=== WHAT YOU SHOULD DO ===
The material below should be written out in full and exactly; pictures stay out of the copy.

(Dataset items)
_ _ _ _ _
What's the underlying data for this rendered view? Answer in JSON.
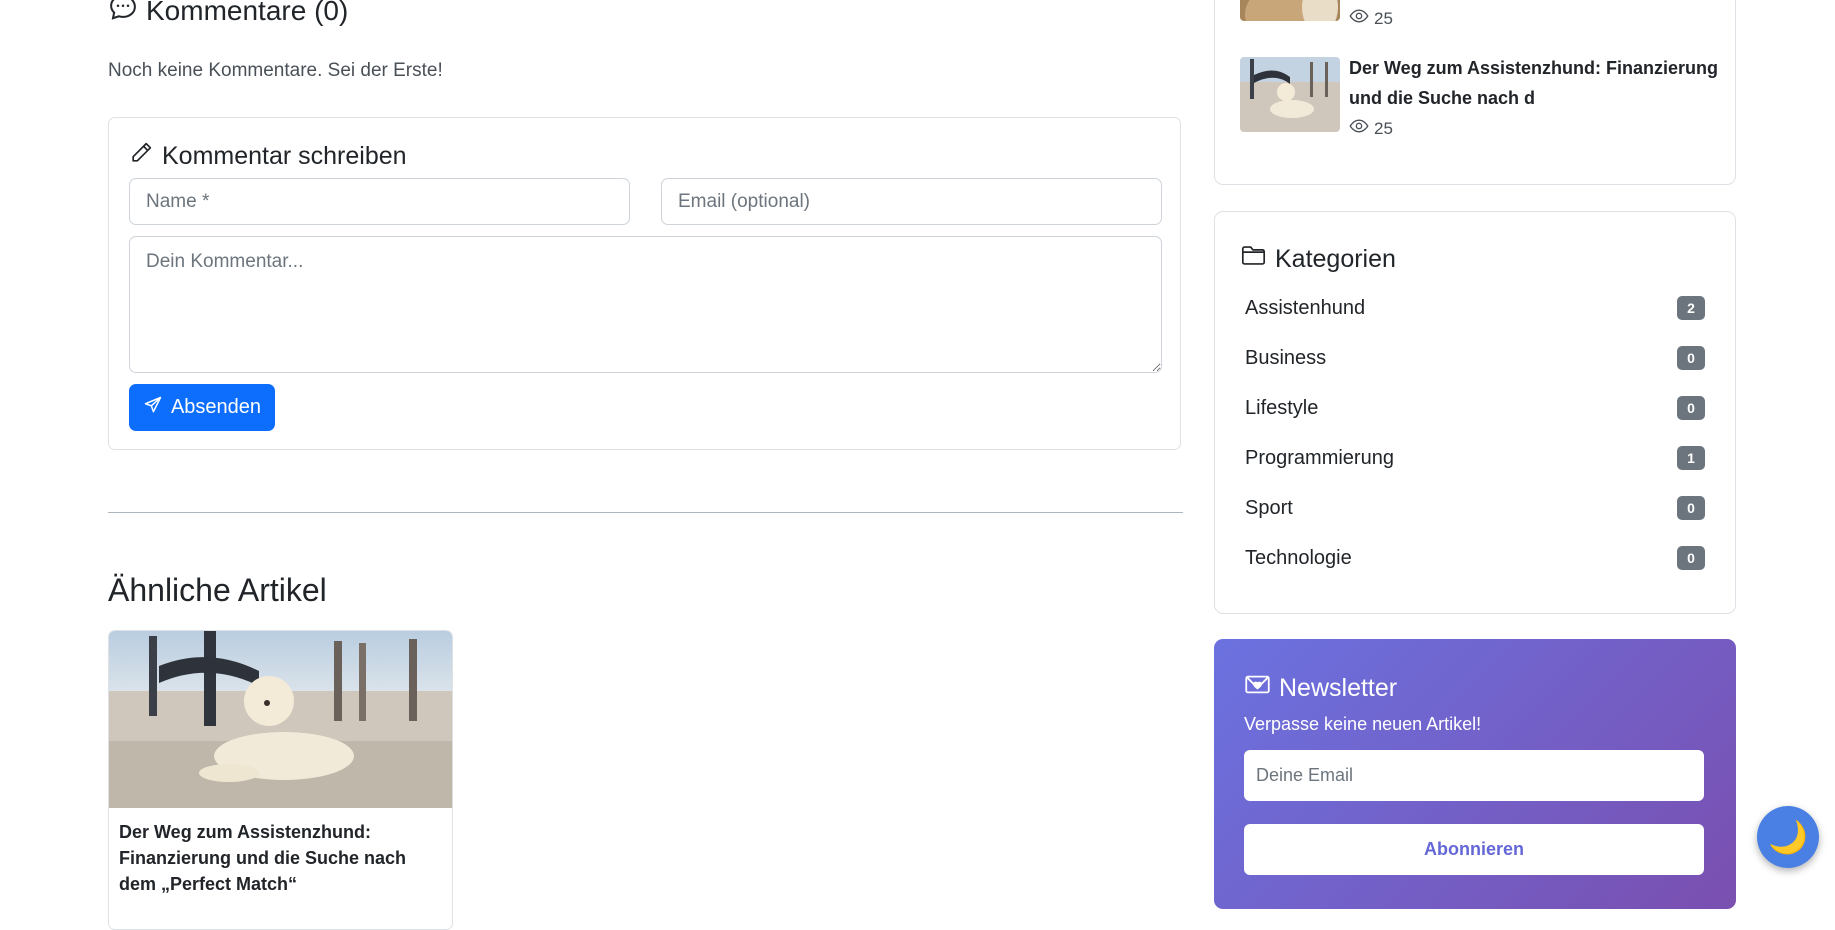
{
  "comments": {
    "title": "Kommentare (0)",
    "empty_text": "Noch keine Kommentare. Sei der Erste!",
    "form": {
      "title": "Kommentar schreiben",
      "name_placeholder": "Name *",
      "email_placeholder": "Email (optional)",
      "comment_placeholder": "Dein Kommentar...",
      "submit_label": "Absenden"
    }
  },
  "related": {
    "title": "Ähnliche Artikel",
    "articles": [
      {
        "title": "Der Weg zum Assistenzhund: Finanzierung und die Suche nach dem „Perfect Match“"
      }
    ]
  },
  "sidebar": {
    "popular": {
      "items": [
        {
          "title": "",
          "views": "25"
        },
        {
          "title": "Der Weg zum Assistenzhund: Finanzierung und die Suche nach d",
          "views": "25"
        }
      ]
    },
    "categories": {
      "title": "Kategorien",
      "items": [
        {
          "name": "Assistenhund",
          "count": "2"
        },
        {
          "name": "Business",
          "count": "0"
        },
        {
          "name": "Lifestyle",
          "count": "0"
        },
        {
          "name": "Programmierung",
          "count": "1"
        },
        {
          "name": "Sport",
          "count": "0"
        },
        {
          "name": "Technologie",
          "count": "0"
        }
      ]
    },
    "newsletter": {
      "title": "Newsletter",
      "subtitle": "Verpasse keine neuen Artikel!",
      "email_placeholder": "Deine Email",
      "button_label": "Abonnieren"
    }
  },
  "theme_toggle": {
    "icon": "🌙"
  },
  "colors": {
    "primary": "#0d6efd",
    "badge": "#6c757d",
    "newsletter_start": "#6b72e0",
    "newsletter_end": "#7a4fb0",
    "toggle": "#4a7fe3"
  }
}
_ _ _ _ _
=== FINAL ANSWER ===
What's the underlying data for this rendered view? Answer in JSON.
{
  "comments": {
    "title": "Kommentare (0)",
    "empty_text": "Noch keine Kommentare. Sei der Erste!",
    "form": {
      "title": "Kommentar schreiben",
      "name_placeholder": "Name *",
      "email_placeholder": "Email (optional)",
      "comment_placeholder": "Dein Kommentar...",
      "submit_label": "Absenden"
    }
  },
  "related": {
    "title": "Ähnliche Artikel",
    "articles": [
      {
        "title": "Der Weg zum Assistenzhund: Finanzierung und die Suche nach dem „Perfect Match“"
      }
    ]
  },
  "sidebar": {
    "popular": {
      "items": [
        {
          "title": "",
          "views": "25"
        },
        {
          "title": "Der Weg zum Assistenzhund: Finanzierung und die Suche nach d",
          "views": "25"
        }
      ]
    },
    "categories": {
      "title": "Kategorien",
      "items": [
        {
          "name": "Assistenhund",
          "count": "2"
        },
        {
          "name": "Business",
          "count": "0"
        },
        {
          "name": "Lifestyle",
          "count": "0"
        },
        {
          "name": "Programmierung",
          "count": "1"
        },
        {
          "name": "Sport",
          "count": "0"
        },
        {
          "name": "Technologie",
          "count": "0"
        }
      ]
    },
    "newsletter": {
      "title": "Newsletter",
      "subtitle": "Verpasse keine neuen Artikel!",
      "email_placeholder": "Deine Email",
      "button_label": "Abonnieren"
    }
  },
  "theme_toggle": {
    "icon": "🌙"
  },
  "colors": {
    "primary": "#0d6efd",
    "badge": "#6c757d",
    "newsletter_start": "#6b72e0",
    "newsletter_end": "#7a4fb0",
    "toggle": "#4a7fe3"
  }
}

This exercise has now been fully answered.